Data lines:

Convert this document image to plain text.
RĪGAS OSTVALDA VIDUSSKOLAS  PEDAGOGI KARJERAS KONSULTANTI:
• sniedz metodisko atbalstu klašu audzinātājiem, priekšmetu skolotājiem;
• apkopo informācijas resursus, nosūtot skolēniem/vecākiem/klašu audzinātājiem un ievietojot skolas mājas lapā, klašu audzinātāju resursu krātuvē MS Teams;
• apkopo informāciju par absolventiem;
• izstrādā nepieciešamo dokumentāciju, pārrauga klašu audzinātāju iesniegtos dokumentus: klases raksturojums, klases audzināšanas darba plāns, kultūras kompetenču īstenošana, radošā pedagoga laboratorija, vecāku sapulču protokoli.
==
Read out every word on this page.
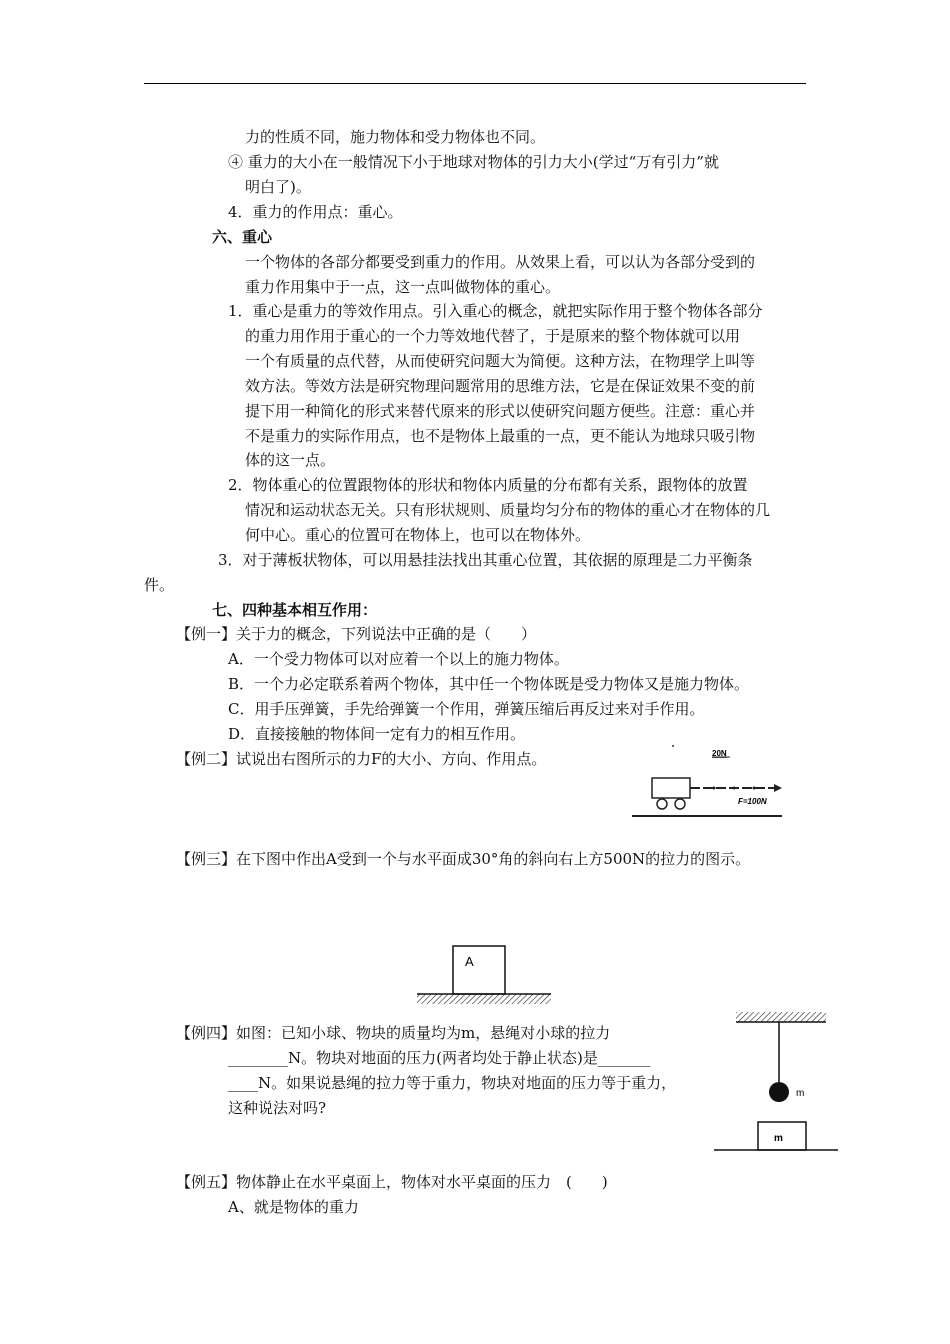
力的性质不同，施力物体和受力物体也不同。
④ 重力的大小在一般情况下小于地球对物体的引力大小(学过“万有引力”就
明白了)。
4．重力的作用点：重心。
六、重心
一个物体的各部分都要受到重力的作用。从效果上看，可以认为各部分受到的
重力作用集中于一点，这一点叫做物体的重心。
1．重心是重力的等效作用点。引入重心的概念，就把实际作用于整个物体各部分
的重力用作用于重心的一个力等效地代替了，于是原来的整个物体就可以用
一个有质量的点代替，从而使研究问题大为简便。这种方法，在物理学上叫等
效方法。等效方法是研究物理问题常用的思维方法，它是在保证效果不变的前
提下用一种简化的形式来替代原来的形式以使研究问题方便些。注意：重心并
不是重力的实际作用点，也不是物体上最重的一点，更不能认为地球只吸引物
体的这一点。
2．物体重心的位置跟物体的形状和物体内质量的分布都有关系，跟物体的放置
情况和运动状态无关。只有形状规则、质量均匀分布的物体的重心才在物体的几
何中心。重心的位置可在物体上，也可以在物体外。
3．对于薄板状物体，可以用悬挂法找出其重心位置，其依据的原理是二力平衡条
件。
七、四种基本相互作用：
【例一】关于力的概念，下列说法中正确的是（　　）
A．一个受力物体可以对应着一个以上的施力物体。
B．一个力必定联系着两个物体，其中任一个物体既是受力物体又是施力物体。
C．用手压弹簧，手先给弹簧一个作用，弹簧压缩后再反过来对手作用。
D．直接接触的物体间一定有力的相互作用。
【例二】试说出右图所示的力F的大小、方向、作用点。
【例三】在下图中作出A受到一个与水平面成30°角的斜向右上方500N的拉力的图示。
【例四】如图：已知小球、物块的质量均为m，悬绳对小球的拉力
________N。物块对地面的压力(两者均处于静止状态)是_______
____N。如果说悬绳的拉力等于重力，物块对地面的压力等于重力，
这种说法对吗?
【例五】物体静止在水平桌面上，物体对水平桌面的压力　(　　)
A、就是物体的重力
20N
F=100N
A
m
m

Challenge: Where a line contains the string "audzinātājiem", extract that line.

Answer:
• sniedz metodisko atbalstu klašu audzinātājiem, priekšmetu skolotājiem;
• apkopo informācijas resursus, nosūtot skolēniem/vecākiem/klašu audzinātājiem un ievietojot skolas mājas lapā, klašu audzinātāju resursu krātuvē MS Teams;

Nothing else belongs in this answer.